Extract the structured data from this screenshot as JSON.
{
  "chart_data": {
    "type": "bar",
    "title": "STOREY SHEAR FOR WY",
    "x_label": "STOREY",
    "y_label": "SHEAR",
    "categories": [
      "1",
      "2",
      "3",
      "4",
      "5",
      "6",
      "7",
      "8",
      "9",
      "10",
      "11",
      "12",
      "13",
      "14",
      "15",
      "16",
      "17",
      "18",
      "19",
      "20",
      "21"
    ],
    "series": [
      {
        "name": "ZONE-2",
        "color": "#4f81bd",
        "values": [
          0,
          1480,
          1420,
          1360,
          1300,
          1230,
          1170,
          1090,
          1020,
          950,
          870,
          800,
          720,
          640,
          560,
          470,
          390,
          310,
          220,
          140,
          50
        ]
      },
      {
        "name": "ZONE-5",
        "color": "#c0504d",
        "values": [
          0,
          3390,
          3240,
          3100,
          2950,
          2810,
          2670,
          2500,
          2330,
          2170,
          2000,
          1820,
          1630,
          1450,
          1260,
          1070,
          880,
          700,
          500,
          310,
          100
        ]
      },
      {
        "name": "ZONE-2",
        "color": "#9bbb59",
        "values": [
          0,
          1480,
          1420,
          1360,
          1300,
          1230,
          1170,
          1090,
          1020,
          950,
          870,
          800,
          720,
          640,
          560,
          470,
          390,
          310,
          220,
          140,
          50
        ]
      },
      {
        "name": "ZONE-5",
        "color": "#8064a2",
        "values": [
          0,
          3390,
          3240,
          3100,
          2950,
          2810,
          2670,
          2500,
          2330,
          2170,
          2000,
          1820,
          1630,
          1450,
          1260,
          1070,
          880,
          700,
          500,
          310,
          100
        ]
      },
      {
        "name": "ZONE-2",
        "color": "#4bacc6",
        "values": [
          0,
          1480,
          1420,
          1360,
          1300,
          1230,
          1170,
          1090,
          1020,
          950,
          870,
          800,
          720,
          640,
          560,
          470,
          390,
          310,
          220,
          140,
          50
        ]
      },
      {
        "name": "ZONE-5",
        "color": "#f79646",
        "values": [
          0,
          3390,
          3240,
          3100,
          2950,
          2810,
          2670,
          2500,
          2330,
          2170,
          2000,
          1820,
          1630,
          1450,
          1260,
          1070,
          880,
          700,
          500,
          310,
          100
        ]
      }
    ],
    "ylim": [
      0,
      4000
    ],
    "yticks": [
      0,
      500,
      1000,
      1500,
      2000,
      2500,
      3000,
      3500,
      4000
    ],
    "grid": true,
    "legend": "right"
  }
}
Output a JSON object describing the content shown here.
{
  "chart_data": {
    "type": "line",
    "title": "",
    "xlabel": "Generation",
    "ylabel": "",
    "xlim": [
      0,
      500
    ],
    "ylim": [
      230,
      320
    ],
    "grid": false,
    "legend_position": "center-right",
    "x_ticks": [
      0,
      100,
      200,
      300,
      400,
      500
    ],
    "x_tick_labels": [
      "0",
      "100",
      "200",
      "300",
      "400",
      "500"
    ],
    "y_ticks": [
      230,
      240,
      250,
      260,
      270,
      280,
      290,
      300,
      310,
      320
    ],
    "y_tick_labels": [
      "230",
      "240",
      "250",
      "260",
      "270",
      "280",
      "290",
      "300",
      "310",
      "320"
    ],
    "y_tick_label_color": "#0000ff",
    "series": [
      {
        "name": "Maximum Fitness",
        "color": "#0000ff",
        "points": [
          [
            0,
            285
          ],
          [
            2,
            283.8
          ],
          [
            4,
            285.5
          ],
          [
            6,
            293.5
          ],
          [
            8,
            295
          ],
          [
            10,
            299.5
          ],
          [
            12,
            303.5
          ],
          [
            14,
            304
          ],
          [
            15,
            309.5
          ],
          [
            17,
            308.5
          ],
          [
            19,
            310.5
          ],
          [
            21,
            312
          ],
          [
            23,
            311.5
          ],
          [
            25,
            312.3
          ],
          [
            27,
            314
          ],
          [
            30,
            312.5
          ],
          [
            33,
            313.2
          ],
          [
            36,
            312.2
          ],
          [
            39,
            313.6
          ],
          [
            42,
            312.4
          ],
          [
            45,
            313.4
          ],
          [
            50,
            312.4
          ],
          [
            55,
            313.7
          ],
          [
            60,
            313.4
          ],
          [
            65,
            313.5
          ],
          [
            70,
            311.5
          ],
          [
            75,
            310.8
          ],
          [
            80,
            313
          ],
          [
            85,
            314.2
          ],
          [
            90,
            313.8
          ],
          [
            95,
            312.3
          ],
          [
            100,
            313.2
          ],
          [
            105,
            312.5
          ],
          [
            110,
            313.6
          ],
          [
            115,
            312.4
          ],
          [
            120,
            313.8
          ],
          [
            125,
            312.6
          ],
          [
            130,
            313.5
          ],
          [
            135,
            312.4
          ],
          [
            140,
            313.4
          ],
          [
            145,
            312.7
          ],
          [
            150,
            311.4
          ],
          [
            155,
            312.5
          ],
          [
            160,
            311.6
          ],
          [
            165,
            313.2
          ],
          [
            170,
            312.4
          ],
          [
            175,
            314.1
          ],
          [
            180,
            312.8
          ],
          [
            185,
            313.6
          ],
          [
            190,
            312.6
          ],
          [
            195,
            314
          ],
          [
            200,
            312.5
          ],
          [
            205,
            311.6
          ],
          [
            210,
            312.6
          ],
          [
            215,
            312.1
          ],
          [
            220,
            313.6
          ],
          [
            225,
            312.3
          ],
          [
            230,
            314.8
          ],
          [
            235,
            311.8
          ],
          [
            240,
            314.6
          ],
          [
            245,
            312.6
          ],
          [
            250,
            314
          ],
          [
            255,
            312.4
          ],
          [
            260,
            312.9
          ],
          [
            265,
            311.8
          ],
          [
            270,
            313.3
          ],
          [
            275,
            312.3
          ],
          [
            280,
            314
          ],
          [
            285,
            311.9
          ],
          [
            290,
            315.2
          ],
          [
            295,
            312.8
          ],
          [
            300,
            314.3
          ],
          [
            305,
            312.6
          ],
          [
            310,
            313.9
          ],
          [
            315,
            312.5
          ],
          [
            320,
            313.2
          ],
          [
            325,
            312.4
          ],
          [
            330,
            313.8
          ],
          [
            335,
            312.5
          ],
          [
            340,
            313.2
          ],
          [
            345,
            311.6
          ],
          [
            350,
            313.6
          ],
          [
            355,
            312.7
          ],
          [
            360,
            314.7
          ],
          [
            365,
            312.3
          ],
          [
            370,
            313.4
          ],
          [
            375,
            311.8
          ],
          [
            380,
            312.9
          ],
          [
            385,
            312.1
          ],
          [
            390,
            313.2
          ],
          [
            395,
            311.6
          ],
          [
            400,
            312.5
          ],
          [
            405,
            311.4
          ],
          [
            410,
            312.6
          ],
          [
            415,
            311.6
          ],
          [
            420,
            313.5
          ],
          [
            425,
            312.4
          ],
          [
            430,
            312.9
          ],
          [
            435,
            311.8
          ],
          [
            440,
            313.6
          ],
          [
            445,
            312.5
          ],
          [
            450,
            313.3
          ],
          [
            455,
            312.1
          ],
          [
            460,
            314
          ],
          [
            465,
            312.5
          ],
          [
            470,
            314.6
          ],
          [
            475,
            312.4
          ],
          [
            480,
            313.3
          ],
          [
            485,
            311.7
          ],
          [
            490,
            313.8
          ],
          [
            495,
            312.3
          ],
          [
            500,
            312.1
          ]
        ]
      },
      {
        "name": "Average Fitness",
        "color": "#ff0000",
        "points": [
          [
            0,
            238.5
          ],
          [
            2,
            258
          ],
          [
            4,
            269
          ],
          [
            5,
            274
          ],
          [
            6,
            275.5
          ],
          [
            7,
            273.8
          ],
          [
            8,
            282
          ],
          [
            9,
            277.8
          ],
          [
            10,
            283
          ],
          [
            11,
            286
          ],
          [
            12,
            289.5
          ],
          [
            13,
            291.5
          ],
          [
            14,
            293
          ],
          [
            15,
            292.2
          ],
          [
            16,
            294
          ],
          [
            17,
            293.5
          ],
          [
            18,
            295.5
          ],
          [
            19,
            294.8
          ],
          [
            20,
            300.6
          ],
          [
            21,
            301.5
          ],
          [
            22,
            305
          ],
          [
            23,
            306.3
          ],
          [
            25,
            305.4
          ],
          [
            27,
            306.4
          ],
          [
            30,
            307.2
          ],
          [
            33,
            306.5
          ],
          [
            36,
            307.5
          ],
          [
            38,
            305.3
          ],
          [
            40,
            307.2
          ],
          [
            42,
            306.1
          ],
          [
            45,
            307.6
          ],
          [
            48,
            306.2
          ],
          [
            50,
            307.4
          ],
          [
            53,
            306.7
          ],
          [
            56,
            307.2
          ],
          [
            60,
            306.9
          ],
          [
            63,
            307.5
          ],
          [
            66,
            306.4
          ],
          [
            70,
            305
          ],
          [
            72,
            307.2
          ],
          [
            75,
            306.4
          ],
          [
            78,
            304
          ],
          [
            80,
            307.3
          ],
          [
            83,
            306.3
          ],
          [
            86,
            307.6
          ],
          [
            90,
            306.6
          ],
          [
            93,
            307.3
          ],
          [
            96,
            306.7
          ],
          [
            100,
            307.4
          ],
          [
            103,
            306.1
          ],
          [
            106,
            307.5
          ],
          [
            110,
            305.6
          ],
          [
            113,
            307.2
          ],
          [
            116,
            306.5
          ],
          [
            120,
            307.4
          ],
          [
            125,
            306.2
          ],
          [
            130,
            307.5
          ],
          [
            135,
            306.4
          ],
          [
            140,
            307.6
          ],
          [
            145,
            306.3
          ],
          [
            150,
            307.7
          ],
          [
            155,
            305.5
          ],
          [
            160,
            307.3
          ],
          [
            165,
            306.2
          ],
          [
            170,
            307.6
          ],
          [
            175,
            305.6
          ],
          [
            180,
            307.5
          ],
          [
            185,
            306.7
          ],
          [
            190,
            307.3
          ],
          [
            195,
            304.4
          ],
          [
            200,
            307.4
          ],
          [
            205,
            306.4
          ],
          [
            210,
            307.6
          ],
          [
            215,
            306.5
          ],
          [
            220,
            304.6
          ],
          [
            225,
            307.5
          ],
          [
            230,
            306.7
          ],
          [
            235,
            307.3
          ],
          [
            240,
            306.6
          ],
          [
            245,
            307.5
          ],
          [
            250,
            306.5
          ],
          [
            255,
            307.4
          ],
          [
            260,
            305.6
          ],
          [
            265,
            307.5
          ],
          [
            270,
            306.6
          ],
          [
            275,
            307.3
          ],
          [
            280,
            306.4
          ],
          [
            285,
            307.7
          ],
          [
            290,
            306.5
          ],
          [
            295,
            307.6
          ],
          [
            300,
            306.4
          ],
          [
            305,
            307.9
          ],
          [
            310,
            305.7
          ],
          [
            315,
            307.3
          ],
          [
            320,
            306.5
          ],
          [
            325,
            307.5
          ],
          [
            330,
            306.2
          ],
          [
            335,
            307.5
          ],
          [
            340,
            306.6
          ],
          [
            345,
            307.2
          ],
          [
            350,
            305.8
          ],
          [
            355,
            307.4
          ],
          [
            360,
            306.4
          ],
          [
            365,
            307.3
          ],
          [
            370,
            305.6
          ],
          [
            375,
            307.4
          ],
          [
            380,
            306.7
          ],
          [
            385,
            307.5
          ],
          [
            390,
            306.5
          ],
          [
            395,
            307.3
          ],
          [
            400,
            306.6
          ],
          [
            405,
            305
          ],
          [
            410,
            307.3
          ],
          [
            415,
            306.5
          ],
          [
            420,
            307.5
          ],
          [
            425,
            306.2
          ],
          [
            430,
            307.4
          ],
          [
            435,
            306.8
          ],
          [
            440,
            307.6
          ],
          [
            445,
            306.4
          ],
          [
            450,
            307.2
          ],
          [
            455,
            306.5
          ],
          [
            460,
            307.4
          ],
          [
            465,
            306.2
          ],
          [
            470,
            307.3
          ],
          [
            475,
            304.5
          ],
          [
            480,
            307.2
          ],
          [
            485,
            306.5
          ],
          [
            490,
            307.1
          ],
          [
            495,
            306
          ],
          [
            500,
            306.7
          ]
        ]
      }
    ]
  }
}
========
### Problem to solve
Pull out all lines in the data above that include "JSON".

### Solution below
Extract the structured data from this screenshot as JSON.
Output a JSON object describing the content shown here.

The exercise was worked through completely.